#### [LISTED ENTRIES]
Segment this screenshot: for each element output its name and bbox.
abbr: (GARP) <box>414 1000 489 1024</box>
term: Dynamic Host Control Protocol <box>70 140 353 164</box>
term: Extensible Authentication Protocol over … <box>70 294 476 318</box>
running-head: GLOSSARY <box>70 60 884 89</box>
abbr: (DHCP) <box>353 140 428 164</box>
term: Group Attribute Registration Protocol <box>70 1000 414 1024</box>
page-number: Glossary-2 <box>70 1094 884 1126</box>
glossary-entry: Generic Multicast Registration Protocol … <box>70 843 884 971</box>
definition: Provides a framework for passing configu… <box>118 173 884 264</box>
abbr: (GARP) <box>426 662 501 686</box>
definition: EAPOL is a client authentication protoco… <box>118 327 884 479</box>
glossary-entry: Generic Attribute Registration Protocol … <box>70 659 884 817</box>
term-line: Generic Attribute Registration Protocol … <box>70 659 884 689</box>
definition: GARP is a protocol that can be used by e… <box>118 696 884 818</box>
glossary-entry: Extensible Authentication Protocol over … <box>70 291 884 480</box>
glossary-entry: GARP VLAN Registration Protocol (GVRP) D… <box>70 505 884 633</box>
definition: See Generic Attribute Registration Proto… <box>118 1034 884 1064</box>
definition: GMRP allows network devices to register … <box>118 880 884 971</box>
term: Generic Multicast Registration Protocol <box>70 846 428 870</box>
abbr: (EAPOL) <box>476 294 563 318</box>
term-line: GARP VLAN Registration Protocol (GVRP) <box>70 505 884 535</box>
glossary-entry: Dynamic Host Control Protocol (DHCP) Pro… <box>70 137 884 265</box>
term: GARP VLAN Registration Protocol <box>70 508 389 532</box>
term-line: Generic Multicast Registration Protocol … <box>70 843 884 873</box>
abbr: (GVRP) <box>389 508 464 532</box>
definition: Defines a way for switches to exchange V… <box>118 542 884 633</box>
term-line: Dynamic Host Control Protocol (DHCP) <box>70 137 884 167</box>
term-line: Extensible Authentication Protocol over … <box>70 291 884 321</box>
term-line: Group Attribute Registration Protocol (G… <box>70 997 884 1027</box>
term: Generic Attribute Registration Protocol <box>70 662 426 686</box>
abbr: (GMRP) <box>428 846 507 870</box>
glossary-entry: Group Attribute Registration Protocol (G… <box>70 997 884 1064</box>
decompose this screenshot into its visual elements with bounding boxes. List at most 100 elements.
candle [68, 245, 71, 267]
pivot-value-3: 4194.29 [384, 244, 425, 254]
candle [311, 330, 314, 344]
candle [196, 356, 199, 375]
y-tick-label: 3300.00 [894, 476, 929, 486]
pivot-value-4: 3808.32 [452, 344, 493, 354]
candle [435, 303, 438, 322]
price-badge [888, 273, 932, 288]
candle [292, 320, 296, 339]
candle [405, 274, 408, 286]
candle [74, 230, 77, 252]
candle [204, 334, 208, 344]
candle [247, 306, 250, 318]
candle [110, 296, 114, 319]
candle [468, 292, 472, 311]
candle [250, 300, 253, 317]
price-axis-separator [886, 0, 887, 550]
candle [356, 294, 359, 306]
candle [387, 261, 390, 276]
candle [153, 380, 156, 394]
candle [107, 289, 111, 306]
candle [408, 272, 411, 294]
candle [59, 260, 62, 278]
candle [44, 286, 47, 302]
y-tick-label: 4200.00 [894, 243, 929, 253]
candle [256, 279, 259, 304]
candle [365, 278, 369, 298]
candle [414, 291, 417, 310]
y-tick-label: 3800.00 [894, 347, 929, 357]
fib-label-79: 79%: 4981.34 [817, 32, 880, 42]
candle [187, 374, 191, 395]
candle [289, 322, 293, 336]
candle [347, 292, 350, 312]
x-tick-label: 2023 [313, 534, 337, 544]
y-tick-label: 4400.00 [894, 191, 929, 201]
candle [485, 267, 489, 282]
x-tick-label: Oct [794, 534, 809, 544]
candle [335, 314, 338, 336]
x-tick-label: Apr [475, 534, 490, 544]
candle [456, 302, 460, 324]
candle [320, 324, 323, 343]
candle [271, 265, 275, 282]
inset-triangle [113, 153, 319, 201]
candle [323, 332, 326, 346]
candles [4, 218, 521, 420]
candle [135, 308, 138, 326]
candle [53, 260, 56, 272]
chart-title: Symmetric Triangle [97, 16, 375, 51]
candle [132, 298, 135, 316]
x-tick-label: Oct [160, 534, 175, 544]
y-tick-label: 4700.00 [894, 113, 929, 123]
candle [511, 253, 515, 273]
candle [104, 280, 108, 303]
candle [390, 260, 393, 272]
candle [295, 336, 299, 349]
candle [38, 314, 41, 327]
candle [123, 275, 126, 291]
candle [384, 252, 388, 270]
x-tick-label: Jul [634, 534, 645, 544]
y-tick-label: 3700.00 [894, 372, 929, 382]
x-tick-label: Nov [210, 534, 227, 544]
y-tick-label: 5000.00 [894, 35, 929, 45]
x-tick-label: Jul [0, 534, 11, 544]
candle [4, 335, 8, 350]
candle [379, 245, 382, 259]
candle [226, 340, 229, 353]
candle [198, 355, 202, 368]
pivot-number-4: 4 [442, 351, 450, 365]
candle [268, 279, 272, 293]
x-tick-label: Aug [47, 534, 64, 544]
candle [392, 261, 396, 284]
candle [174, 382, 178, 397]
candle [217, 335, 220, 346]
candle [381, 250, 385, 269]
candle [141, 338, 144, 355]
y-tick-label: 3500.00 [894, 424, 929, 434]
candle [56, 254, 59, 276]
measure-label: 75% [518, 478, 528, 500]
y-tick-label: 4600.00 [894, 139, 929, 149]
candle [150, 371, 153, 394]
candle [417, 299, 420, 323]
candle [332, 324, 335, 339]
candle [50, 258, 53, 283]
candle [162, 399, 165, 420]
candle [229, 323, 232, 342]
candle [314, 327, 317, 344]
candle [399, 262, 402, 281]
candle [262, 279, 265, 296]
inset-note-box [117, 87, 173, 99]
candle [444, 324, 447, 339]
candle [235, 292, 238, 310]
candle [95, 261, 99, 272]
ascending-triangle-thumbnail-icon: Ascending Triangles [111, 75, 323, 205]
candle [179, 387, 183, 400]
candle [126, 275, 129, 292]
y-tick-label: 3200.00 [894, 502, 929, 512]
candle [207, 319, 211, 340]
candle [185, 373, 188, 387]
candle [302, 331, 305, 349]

#### [PROBLEM STATEMENT]
Rewrite the part of the material that opens at its first line and closes with the line containing "term-line: Extensible Authentication", changing "definition" to "description" and leaving everything else unchanged.

#### [RESPONSE TO THIS TASK]
Segment this screenshot: for each element output its name and bbox.
abbr: (GARP) <box>414 1000 489 1024</box>
term: Dynamic Host Control Protocol <box>70 140 353 164</box>
term: Extensible Authentication Protocol over … <box>70 294 476 318</box>
running-head: GLOSSARY <box>70 60 884 89</box>
abbr: (DHCP) <box>353 140 428 164</box>
term: Group Attribute Registration Protocol <box>70 1000 414 1024</box>
page-number: Glossary-2 <box>70 1094 884 1126</box>
glossary-entry: Generic Multicast Registration Protocol … <box>70 843 884 971</box>
description: Provides a framework for passing configu… <box>118 173 884 264</box>
abbr: (GARP) <box>426 662 501 686</box>
description: EAPOL is a client authentication protoco… <box>118 327 884 479</box>
glossary-entry: Generic Attribute Registration Protocol … <box>70 659 884 817</box>
term-line: Generic Attribute Registration Protocol … <box>70 659 884 689</box>
description: GARP is a protocol that can be used by e… <box>118 696 884 818</box>
glossary-entry: Extensible Authentication Protocol over … <box>70 291 884 480</box>
glossary-entry: GARP VLAN Registration Protocol (GVRP) D… <box>70 505 884 633</box>
description: See Generic Attribute Registration Proto… <box>118 1034 884 1064</box>
description: GMRP allows network devices to register … <box>118 880 884 971</box>
term: Generic Multicast Registration Protocol <box>70 846 428 870</box>
abbr: (EAPOL) <box>476 294 563 318</box>
term-line: GARP VLAN Registration Protocol (GVRP) <box>70 505 884 535</box>
glossary-entry: Dynamic Host Control Protocol (DHCP) Pro… <box>70 137 884 265</box>
term: GARP VLAN Registration Protocol <box>70 508 389 532</box>
term-line: Generic Multicast Registration Protocol … <box>70 843 884 873</box>
abbr: (GVRP) <box>389 508 464 532</box>
description: Defines a way for switches to exchange V… <box>118 542 884 633</box>
term-line: Dynamic Host Control Protocol (DHCP) <box>70 137 884 167</box>
term-line: Extensible Authentication Protocol over … <box>70 291 884 321</box>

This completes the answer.